> _TUGAS YANG DIKERJAKAN_
- A) Jawablah pertanyaan berikut berdasarkan bacaan tentang Christie dan kegiatan menulisnya.
(i) Menurut dokter, apa yang akan terjadi pada otak Christie jika tidak menjalani terapi?
(ii) Berapa buku yang sudah dihasilkan Christie dari perjuangannya menulis?
(iii) Berapa lama perjalanan mengelilingi Eropa yang menjadi isi empat buku terakhir Christie?
- B) Lanjutkan bacaan tentang Christie dan kegiatan menulisnya, mulai setelah kalimat terakhir yang tertera.

Dengan menulis dan berbicara merangsang otaknya untuk tetap berfungsi. “Saya menulis adalah untuk mengeluarkan apa yang ada di otak. Syaraf di otak kiri saya sebagian besar mati, sakit atau lemah. Kalau tidak terapi kata dokter, otak saya akan mengecil.”
Menulis bagi Christie telah membantunya perlahan-lahan mengembalikan fungsi otak kiri. Bila otak tidak bisa kembali normal setidaknya ukuran yang ada sekarang tetap dipertahankan. Menulis adalah terapi bagi kesembuhannya.
“Bagi saya tulisan adalah terapi. Tidak penting berapa orang yang baca, nggak masalah. Ternyata kekuatannya luar biasa. Justru dari menulis itu saya bisa berada di sini.”
Buah perjuangan
Buah perjuangan Christie dalam menulis sudah menyata 11 buku. Substansi empat buku terakhir adalah perjalanan mengelilingi Eropa selama sebulan. Itulah seri perjalanan seorang ibu di atas kursi roda didampingi kedua anaknya.

> _INFORMASI YANG DITAMPILKAN_
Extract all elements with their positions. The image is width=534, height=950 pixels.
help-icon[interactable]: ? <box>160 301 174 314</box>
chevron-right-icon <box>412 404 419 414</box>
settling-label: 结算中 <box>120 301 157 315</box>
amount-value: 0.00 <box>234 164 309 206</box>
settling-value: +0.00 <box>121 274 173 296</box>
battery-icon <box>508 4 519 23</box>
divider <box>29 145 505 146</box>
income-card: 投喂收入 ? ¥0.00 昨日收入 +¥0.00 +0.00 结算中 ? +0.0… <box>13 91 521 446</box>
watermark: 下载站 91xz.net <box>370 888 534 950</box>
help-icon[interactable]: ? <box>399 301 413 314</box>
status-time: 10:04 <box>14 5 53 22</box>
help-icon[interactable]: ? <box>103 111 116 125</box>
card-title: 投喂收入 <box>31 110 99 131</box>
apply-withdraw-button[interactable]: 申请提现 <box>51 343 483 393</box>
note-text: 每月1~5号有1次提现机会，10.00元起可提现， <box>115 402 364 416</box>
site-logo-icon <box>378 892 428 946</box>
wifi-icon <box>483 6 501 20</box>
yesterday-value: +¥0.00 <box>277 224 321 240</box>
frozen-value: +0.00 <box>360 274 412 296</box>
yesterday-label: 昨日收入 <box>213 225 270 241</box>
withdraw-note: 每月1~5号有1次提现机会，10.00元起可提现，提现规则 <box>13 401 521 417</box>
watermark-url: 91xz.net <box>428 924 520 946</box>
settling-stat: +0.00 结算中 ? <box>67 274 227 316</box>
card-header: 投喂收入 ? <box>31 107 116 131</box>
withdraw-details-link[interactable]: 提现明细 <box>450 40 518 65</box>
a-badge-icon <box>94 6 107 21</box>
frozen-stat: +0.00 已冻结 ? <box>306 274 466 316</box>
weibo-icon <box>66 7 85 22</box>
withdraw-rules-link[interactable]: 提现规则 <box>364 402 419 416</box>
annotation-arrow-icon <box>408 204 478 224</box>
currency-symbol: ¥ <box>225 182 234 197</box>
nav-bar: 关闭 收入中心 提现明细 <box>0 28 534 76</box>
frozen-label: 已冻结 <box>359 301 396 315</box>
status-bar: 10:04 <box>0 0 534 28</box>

> _JAWABAN KEGIATAN_
- A)
(i) Otaknya akan mengecil.
(ii) Sebelas buku.
(iii) Selama sebulan.

- B)
Perjalanan ini tidak mudah. Kedua buah hatinya, Dennis dan Clarensia Michelle belum punya pengalaman ke Eropa. Sementara sang ibu tidak bisa berbuat banyak di atas kursi rodanya. Segala urusan ditangani Dennis dan adiknya. Saat berurusan dengan uang barulah mereka datang kepada sang ibu.
Nihil pengalaman itu membuat mereka tak kuasa mengelak cobaan. Salah satu tantangan besar terjadi saat di Paris. Ibu kota negara Prancis itu meninggalkan kesan berbeda kepada tiga pelancong ini. Dennis pernah mengalami pengalaman tak mengenakkan sampai-sampai membuat mereka kesulitan uang.
Bagi Christie dan anak-anak Paris tidak seromantis yang diceritakan banyak orang. Di buku ini Christie memberi tanda petik pada kata romantis. “Anak saya bialang Ma saya nggap mau ke Paris lagi,” celetuk Christie meniru ucapan sang anak.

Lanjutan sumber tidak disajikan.